> [GIVEN TASK]: In the material below, list every line carrying the string "pili".

Stored records

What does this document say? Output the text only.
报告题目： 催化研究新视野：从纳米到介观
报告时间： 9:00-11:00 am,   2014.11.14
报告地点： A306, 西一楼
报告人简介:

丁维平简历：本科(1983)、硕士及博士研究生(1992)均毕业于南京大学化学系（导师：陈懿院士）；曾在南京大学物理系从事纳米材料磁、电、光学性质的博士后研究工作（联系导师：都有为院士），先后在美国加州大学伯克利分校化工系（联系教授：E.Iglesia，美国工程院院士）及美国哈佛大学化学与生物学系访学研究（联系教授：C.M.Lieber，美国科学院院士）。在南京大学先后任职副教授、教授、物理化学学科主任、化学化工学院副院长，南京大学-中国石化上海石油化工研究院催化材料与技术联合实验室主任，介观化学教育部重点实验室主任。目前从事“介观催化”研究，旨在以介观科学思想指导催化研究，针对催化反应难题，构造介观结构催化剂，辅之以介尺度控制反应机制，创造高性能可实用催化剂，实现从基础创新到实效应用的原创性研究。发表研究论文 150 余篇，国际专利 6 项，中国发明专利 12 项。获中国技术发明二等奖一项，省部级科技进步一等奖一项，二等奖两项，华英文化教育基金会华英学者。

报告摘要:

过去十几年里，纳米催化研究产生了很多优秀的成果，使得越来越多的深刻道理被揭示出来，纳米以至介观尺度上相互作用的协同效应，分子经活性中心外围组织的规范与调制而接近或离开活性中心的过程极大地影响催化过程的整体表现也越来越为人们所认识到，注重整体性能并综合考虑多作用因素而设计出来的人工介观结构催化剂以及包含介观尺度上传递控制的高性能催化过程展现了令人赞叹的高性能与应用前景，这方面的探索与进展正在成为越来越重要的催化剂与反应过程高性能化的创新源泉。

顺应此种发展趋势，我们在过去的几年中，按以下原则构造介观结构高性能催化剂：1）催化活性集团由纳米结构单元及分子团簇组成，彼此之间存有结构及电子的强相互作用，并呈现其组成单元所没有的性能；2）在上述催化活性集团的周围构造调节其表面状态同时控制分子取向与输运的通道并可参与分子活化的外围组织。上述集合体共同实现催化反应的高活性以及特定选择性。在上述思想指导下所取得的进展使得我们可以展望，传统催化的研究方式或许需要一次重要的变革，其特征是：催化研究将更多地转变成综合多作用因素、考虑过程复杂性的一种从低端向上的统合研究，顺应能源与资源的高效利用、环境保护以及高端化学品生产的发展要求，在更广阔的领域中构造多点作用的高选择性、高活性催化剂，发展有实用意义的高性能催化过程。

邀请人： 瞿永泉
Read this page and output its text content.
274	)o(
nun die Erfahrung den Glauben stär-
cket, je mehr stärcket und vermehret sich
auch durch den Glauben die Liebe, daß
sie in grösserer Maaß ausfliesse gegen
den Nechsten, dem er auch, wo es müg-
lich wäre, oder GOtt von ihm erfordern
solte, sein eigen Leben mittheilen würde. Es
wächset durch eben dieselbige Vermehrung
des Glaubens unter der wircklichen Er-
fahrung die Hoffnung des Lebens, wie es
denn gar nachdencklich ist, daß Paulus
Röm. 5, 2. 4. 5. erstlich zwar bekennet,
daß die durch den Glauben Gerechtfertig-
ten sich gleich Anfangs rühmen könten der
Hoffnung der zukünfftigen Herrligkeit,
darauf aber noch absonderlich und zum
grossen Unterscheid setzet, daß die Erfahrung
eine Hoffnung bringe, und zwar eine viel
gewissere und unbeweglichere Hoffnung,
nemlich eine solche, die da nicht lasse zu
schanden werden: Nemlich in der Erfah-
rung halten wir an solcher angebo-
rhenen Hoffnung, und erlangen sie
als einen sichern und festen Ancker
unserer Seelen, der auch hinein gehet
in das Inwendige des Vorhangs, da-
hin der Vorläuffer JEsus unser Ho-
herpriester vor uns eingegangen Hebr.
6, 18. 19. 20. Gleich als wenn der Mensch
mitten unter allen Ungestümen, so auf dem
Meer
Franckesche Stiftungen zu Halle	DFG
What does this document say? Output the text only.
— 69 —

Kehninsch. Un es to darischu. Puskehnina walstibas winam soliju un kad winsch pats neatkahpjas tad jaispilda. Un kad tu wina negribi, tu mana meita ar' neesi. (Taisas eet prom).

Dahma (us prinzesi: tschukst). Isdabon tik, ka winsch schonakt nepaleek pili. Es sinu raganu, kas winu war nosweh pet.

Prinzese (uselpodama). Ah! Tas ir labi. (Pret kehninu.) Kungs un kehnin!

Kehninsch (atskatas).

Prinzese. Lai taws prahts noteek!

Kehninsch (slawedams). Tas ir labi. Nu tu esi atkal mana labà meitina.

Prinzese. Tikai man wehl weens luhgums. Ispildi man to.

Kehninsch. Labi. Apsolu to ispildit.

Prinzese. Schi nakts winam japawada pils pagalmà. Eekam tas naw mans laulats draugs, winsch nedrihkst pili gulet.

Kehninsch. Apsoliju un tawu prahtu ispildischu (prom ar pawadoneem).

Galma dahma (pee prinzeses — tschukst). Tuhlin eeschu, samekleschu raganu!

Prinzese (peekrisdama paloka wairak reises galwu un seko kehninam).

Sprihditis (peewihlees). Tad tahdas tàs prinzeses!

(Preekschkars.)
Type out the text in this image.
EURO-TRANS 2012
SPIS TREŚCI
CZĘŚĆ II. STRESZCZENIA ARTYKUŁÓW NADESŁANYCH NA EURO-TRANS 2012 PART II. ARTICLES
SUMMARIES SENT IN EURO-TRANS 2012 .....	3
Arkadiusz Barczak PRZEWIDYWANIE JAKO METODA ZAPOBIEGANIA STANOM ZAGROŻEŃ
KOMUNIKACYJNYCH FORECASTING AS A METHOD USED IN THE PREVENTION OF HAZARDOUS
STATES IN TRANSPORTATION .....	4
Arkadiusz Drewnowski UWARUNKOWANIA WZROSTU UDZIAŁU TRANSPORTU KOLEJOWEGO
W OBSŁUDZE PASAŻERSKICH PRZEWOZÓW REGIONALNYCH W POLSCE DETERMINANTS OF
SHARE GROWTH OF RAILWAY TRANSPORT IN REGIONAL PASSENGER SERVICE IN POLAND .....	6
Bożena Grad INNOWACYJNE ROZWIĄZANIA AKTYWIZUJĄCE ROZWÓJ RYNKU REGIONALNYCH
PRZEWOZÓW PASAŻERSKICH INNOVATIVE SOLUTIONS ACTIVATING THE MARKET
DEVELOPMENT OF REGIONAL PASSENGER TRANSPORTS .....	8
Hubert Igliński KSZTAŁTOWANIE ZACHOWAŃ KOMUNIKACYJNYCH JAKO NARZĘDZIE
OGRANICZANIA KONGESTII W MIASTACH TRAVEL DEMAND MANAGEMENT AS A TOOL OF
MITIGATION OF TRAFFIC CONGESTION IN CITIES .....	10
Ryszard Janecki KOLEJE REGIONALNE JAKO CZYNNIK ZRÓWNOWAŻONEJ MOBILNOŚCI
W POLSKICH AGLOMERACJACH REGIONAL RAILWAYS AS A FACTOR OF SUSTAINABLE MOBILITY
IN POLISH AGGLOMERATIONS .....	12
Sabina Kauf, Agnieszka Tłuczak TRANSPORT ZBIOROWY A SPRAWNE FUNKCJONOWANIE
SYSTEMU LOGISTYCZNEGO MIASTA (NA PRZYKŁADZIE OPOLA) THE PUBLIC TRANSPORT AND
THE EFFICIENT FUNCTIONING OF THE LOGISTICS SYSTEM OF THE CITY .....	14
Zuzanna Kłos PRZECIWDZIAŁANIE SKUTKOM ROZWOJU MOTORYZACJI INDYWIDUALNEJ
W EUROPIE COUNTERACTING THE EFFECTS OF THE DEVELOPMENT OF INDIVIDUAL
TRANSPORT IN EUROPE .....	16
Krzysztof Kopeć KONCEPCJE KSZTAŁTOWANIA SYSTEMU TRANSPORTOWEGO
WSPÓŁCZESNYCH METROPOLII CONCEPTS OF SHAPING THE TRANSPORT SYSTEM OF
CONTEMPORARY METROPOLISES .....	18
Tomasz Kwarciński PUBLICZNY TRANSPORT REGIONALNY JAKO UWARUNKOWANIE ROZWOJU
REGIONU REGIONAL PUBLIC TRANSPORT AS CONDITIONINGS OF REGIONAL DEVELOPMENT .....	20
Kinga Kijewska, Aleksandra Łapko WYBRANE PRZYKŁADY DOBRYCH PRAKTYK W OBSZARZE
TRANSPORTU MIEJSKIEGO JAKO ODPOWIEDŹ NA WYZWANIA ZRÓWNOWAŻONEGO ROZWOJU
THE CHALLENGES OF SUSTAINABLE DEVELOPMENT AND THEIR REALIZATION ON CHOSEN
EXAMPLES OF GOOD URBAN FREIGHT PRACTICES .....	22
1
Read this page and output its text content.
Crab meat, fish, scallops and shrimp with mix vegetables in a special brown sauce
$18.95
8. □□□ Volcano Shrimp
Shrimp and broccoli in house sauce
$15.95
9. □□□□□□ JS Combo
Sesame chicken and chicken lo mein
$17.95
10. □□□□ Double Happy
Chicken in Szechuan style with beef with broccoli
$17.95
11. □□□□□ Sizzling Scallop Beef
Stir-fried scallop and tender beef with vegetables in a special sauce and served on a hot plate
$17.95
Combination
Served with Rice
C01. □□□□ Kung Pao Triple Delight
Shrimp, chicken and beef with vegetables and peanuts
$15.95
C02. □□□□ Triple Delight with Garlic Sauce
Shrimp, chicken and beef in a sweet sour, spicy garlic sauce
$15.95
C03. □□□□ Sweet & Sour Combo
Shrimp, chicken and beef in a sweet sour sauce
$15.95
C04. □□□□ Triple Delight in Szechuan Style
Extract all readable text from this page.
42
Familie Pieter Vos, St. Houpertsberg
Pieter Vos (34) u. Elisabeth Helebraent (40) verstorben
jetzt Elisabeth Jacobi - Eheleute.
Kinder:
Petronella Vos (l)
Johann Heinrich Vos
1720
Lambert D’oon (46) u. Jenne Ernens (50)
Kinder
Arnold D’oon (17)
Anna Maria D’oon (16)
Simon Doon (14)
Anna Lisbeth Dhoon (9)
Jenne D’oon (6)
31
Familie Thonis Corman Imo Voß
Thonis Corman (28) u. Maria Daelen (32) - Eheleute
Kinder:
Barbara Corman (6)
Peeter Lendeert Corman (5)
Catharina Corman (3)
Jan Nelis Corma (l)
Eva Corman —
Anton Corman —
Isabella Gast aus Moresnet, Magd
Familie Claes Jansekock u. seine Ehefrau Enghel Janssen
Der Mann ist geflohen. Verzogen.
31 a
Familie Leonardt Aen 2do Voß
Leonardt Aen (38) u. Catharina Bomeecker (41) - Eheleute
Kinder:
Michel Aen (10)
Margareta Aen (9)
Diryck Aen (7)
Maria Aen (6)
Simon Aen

> [EXERCISE SOLUTION]:
Dahma (us prinzesi: tschukst). Isdabon tik, ka winsch schonakt nepaleek pili. Es sinu raganu, kas winu war nosweh pet.
Prinzese. Schi nakts winam japawada pils pagalmà. Eekam tas naw mans laulats draugs, winsch nedrihkst pili gulet.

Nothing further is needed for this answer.